#### PROBLEM DESCRIPTION:
Retype the full set of records. Keep every character identical.

================================

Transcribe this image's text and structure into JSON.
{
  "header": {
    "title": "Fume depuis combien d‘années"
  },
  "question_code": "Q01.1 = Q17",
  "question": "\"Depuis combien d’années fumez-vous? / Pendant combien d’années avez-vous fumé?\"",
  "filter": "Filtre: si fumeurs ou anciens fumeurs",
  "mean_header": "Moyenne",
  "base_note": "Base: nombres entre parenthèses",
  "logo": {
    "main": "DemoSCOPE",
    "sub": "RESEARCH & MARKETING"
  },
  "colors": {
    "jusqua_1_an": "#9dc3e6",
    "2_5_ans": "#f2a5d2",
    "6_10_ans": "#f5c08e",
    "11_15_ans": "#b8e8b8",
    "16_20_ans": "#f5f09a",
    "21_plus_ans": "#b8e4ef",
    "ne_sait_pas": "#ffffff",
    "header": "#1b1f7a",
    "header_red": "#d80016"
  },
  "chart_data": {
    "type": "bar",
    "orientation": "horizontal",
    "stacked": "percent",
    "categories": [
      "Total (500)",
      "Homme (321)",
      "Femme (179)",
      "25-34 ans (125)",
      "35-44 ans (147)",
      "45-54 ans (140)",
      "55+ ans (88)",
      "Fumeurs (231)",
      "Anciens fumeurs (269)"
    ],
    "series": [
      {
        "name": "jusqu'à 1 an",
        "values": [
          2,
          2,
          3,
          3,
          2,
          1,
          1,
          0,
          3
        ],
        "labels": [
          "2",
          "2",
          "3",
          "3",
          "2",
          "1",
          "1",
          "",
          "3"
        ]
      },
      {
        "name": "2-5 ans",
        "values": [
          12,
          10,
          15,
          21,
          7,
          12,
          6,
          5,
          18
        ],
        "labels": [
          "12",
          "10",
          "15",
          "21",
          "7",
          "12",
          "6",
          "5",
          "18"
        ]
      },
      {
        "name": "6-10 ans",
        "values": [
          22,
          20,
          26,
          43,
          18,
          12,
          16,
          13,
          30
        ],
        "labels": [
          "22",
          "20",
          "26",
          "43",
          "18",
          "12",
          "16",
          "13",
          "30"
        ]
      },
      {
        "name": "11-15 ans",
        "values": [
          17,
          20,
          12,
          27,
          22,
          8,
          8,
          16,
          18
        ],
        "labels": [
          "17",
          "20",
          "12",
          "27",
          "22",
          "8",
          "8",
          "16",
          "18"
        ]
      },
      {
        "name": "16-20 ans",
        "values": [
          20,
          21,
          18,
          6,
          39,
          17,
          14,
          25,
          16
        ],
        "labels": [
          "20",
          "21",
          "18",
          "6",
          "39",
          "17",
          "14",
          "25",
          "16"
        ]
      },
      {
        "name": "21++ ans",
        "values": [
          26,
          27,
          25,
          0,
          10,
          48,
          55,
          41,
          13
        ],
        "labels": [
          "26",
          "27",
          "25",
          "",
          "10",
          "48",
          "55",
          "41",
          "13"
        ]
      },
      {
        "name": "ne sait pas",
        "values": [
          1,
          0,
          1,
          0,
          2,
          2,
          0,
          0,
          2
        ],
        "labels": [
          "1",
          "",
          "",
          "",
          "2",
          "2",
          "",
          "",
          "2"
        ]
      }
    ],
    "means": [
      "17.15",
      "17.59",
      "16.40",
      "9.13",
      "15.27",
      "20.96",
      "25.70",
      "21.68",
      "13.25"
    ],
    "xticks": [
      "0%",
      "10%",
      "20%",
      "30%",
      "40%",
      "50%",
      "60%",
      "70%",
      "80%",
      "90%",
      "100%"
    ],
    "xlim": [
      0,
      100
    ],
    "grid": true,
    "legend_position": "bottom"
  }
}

================================

#### RESULT:
Transcribe this image's text and structure into JSON.
{
  "header": {
    "title": "Fume depuis combien d‘années"
  },
  "question_code": "Q01.1 = Q17",
  "question": "\"Depuis combien d’années fumez-vous? / Pendant combien d’années avez-vous fumé?\"",
  "filter": "Filtre: si fumeurs ou anciens fumeurs",
  "mean_header": "Moyenne",
  "base_note": "Base: nombres entre parenthèses",
  "logo": {
    "main": "DemoSCOPE",
    "sub": "RESEARCH & MARKETING"
  },
  "colors": {
    "jusqua_1_an": "#9dc3e6",
    "2_5_ans": "#f2a5d2",
    "6_10_ans": "#f5c08e",
    "11_15_ans": "#b8e8b8",
    "16_20_ans": "#f5f09a",
    "21_plus_ans": "#b8e4ef",
    "ne_sait_pas": "#ffffff",
    "header": "#1b1f7a",
    "header_red": "#d80016"
  },
  "chart_data": {
    "type": "bar",
    "orientation": "horizontal",
    "stacked": "percent",
    "categories": [
      "Total (500)",
      "Homme (321)",
      "Femme (179)",
      "25-34 ans (125)",
      "35-44 ans (147)",
      "45-54 ans (140)",
      "55+ ans (88)",
      "Fumeurs (231)",
      "Anciens fumeurs (269)"
    ],
    "series": [
      {
        "name": "jusqu'à 1 an",
        "values": [
          2,
          2,
          3,
          3,
          2,
          1,
          1,
          0,
          3
        ],
        "labels": [
          "2",
          "2",
          "3",
          "3",
          "2",
          "1",
          "1",
          "",
          "3"
        ]
      },
      {
        "name": "2-5 ans",
        "values": [
          12,
          10,
          15,
          21,
          7,
          12,
          6,
          5,
          18
        ],
        "labels": [
          "12",
          "10",
          "15",
          "21",
          "7",
          "12",
          "6",
          "5",
          "18"
        ]
      },
      {
        "name": "6-10 ans",
        "values": [
          22,
          20,
          26,
          43,
          18,
          12,
          16,
          13,
          30
        ],
        "labels": [
          "22",
          "20",
          "26",
          "43",
          "18",
          "12",
          "16",
          "13",
          "30"
        ]
      },
      {
        "name": "11-15 ans",
        "values": [
          17,
          20,
          12,
          27,
          22,
          8,
          8,
          16,
          18
        ],
        "labels": [
          "17",
          "20",
          "12",
          "27",
          "22",
          "8",
          "8",
          "16",
          "18"
        ]
      },
      {
        "name": "16-20 ans",
        "values": [
          20,
          21,
          18,
          6,
          39,
          17,
          14,
          25,
          16
        ],
        "labels": [
          "20",
          "21",
          "18",
          "6",
          "39",
          "17",
          "14",
          "25",
          "16"
        ]
      },
      {
        "name": "21++ ans",
        "values": [
          26,
          27,
          25,
          0,
          10,
          48,
          55,
          41,
          13
        ],
        "labels": [
          "26",
          "27",
          "25",
          "",
          "10",
          "48",
          "55",
          "41",
          "13"
        ]
      },
      {
        "name": "ne sait pas",
        "values": [
          1,
          0,
          1,
          0,
          2,
          2,
          0,
          0,
          2
        ],
        "labels": [
          "1",
          "",
          "",
          "",
          "2",
          "2",
          "",
          "",
          "2"
        ]
      }
    ],
    "means": [
      "17.15",
      "17.59",
      "16.40",
      "9.13",
      "15.27",
      "20.96",
      "25.70",
      "21.68",
      "13.25"
    ],
    "xticks": [
      "0%",
      "10%",
      "20%",
      "30%",
      "40%",
      "50%",
      "60%",
      "70%",
      "80%",
      "90%",
      "100%"
    ],
    "xlim": [
      0,
      100
    ],
    "grid": true,
    "legend_position": "bottom"
  }
}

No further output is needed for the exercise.